━━━━━ ENTRIES SUPPLIED ━━━━━
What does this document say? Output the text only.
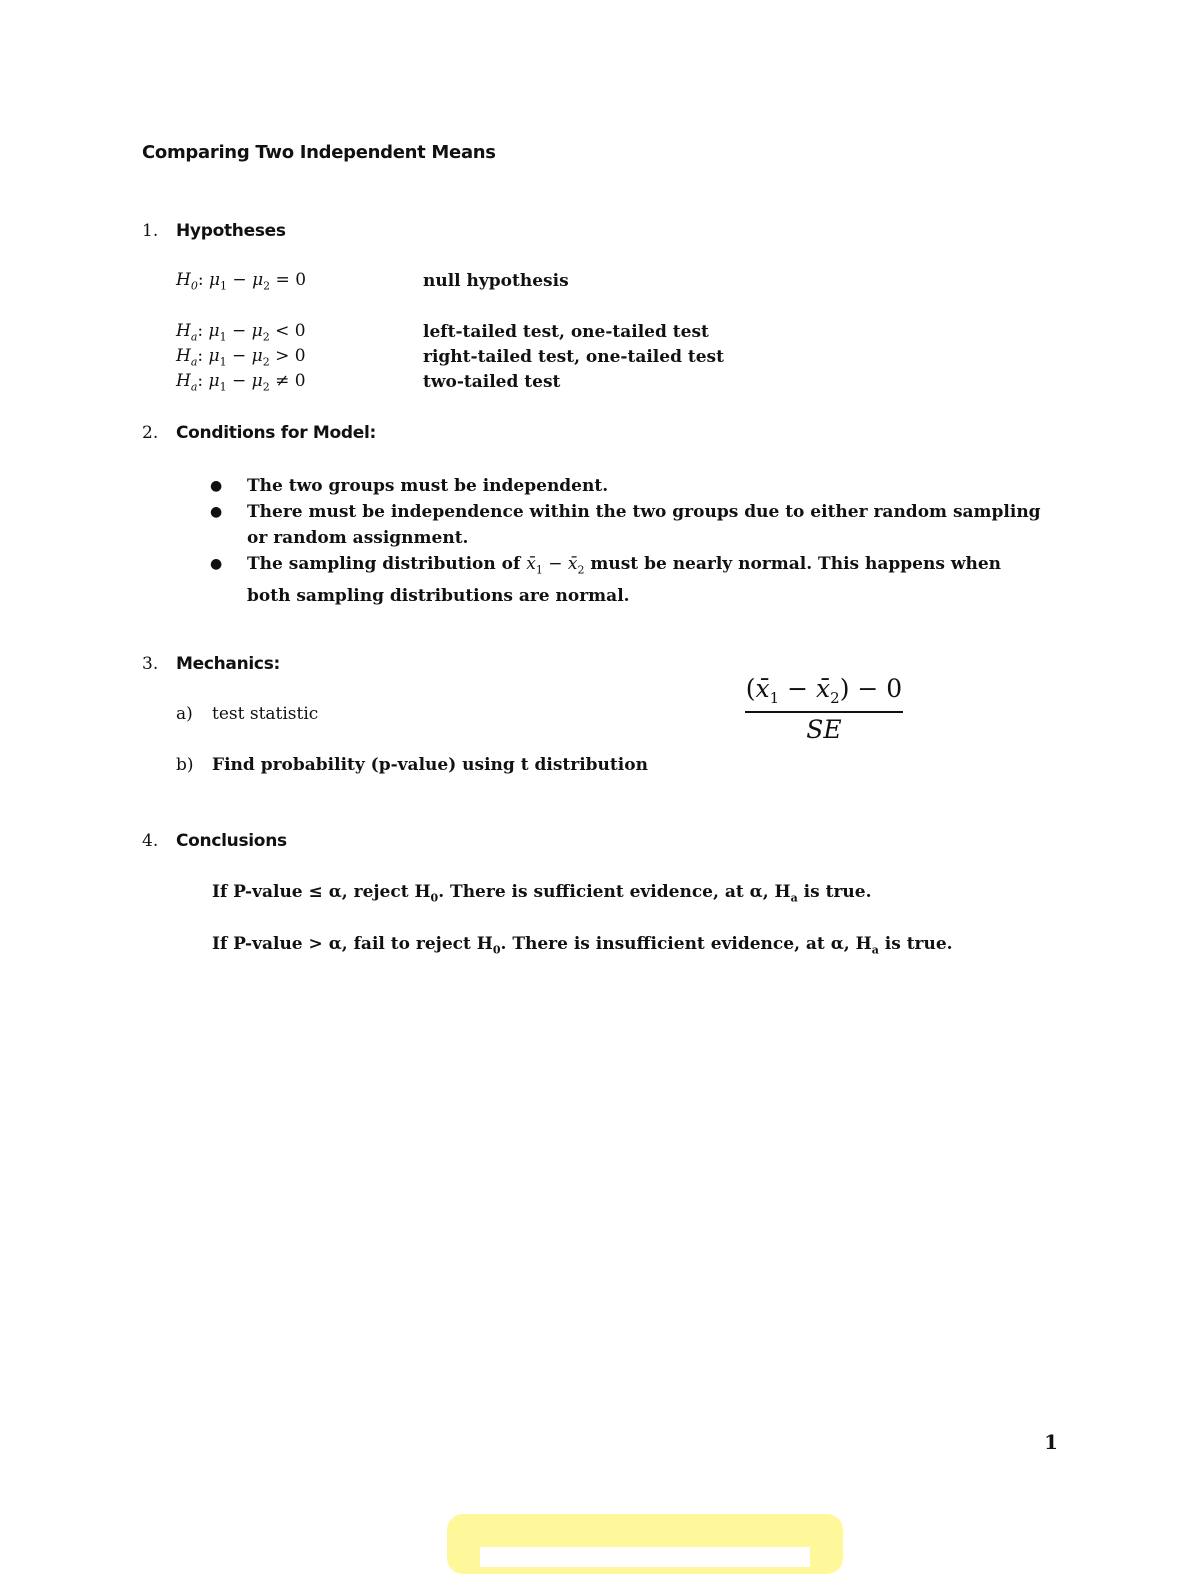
Comparing Two Independent Means
1. Hypotheses
$H_0$: $\mu_1 - \mu_2 = 0$	null hypothesis
$H_a$: $\mu_1 - \mu_2 < 0$	left-tailed test, one-tailed test
$H_a$: $\mu_1 - \mu_2 > 0$	right-tailed test, one-tailed test
$H_a$: $\mu_1 - \mu_2 \ne 0$	two-tailed test
2. Conditions for Model:
● The two groups must be independent.
● There must be independence within the two groups due to either random sampling or random assignment.
● The sampling distribution of $x̄_1$ − $x̄_2$ must be nearly normal. This happens when both sampling distributions are normal.
3. Mechanics:
a) test statistic
($x̄_1$ − $x̄_2) - 0$
SE
b) Find probability (p-value) using t distribution
4. Conclusions
If P-value ≤ α, reject $H_0$. There is sufficient evidence, at α, $H_a$ is true.
If P-value > α, fail to reject $H_0$. There is insufficient evidence, at α, $H_a$ is true.
1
━━━━━
[WRITTEN TASK]
Take every line from the data that contains the word "tailed".

[TASK SOLUTION]
$H_a$: $\mu_1 - \mu_2 < 0$	left-tailed test, one-tailed test
$H_a$: $\mu_1 - \mu_2 > 0$	right-tailed test, one-tailed test
$H_a$: $\mu_1 - \mu_2 \ne 0$	two-tailed test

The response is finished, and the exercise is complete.